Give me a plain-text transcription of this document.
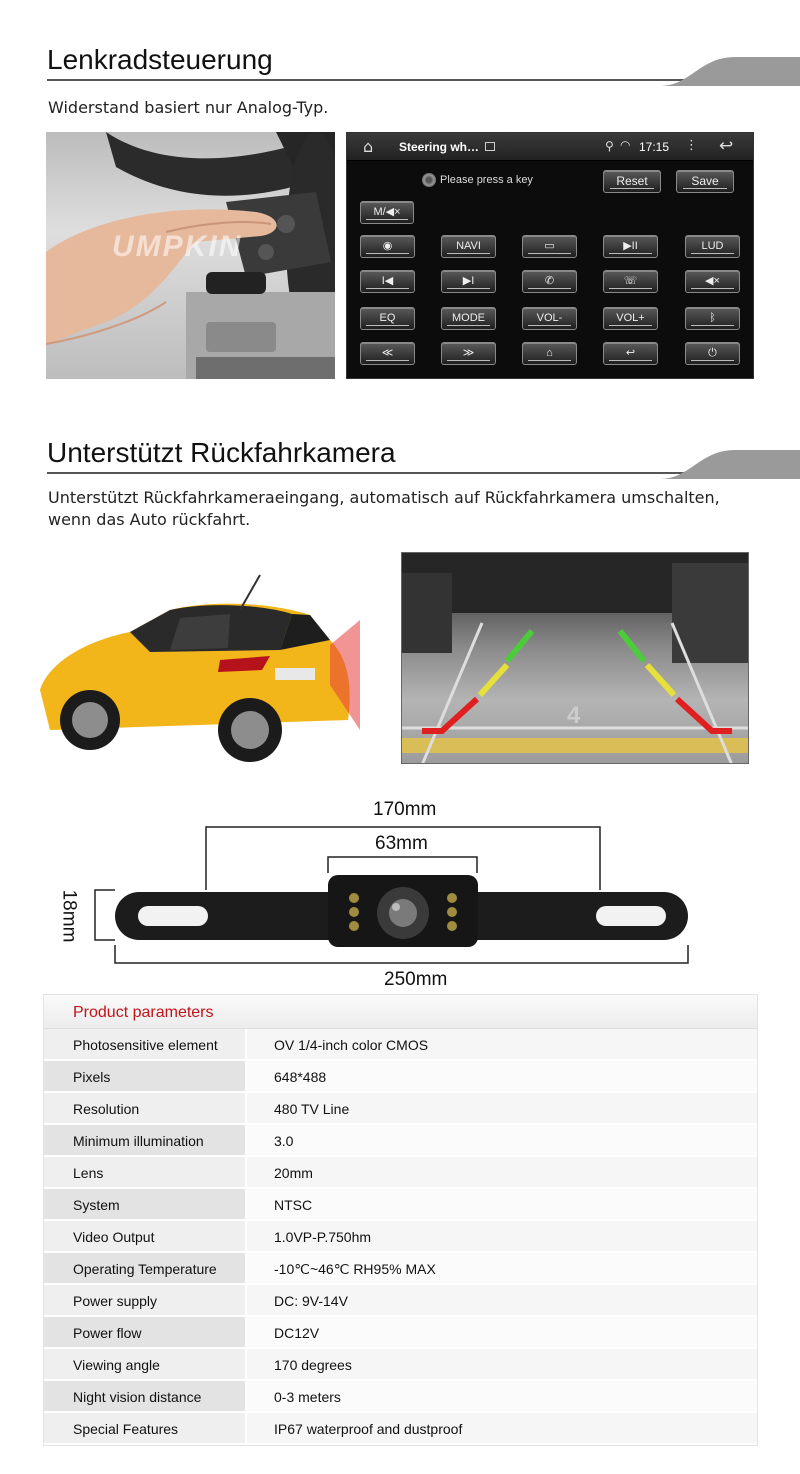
Lenkradsteuerung
Widerstand basiert nur Analog-Typ.
UMPKIN
⌂ Steering wh…	⚲ ◠ 17:15 ⋮ ↩
Please press a key	Reset	Save
M/◀×
◉	NAVI	▭	▶II	LUD
I◀	▶I	✆	☏	◀×
EQ	MODE	VOL-	VOL+	ᛒ
≪	≫	⌂	↩	⏻
Unterstützt Rückfahrkamera
Unterstützt Rückfahrkameraeingang, automatisch auf Rückfahrkamera umschalten,
wenn das Auto rückfahrt.
4
170mm
63mm
18mm
250mm
Product parameters
Photosensitive element	OV 1/4-inch color CMOS
Pixels	648*488
Resolution	480 TV Line
Minimum illumination	3.0
Lens	20mm
System	NTSC
Video Output	1.0VP-P.750hm
Operating Temperature	-10℃~46℃ RH95% MAX
Power supply	DC: 9V-14V
Power flow	DC12V
Viewing angle	170 degrees
Night vision distance	0-3 meters
Special Features	IP67 waterproof and dustproof
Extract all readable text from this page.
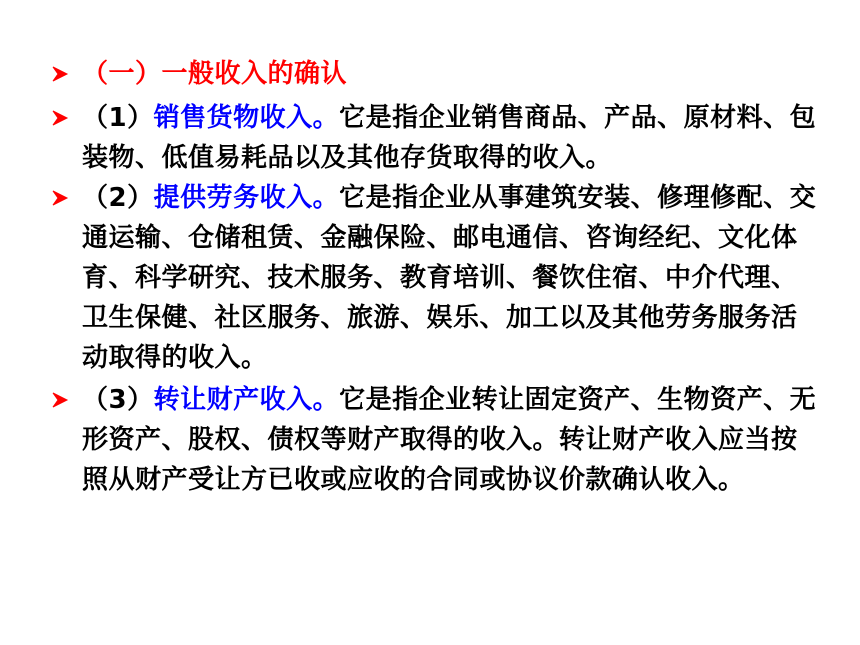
（一）一般收入的确认
（1）销售货物收入。它是指企业销售商品、产品、原材料、包装物、低值易耗品以及其他存货取得的收入。
（2）提供劳务收入。它是指企业从事建筑安装、修理修配、交通运输、仓储租赁、金融保险、邮电通信、咨询经纪、文化体育、科学研究、技术服务、教育培训、餐饮住宿、中介代理、卫生保健、社区服务、旅游、娱乐、加工以及其他劳务服务活动取得的收入。
（3）转让财产收入。它是指企业转让固定资产、生物资产、无形资产、股权、债权等财产取得的收入。转让财产收入应当按照从财产受让方已收或应收的合同或协议价款确认收入。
⁂
_WHAT NEEDS TO BE DONE:_
Repeat the records above exactly, omitting every picture.

_SOLUTION:_
Give me a plain-text transcription of this document.
Lenkradsteuerung
Widerstand basiert nur Analog-Typ.
UMPKIN
⌂ Steering wh…	⚲ ◠ 17:15 ⋮ ↩
Please press a key	Reset	Save
M/◀×
◉	NAVI	▭	▶II	LUD
I◀	▶I	✆	☏	◀×
EQ	MODE	VOL-	VOL+	ᛒ
≪	≫	⌂	↩	⏻
Unterstützt Rückfahrkamera
Unterstützt Rückfahrkameraeingang, automatisch auf Rückfahrkamera umschalten,
wenn das Auto rückfahrt.
4
170mm
63mm
18mm
250mm
Product parameters
Photosensitive element	OV 1/4-inch color CMOS
Pixels	648*488
Resolution	480 TV Line
Minimum illumination	3.0
Lens	20mm
System	NTSC
Video Output	1.0VP-P.750hm
Operating Temperature	-10℃~46℃ RH95% MAX
Power supply	DC: 9V-14V
Power flow	DC12V
Viewing angle	170 degrees
Night vision distance	0-3 meters
Special Features	IP67 waterproof and dustproof
Extract all readable text from this page.
（一）一般收入的确认
（1）销售货物收入。它是指企业销售商品、产品、原材料、包装物、低值易耗品以及其他存货取得的收入。
（2）提供劳务收入。它是指企业从事建筑安装、修理修配、交通运输、仓储租赁、金融保险、邮电通信、咨询经纪、文化体育、科学研究、技术服务、教育培训、餐饮住宿、中介代理、卫生保健、社区服务、旅游、娱乐、加工以及其他劳务服务活动取得的收入。
（3）转让财产收入。它是指企业转让固定资产、生物资产、无形资产、股权、债权等财产取得的收入。转让财产收入应当按照从财产受让方已收或应收的合同或协议价款确认收入。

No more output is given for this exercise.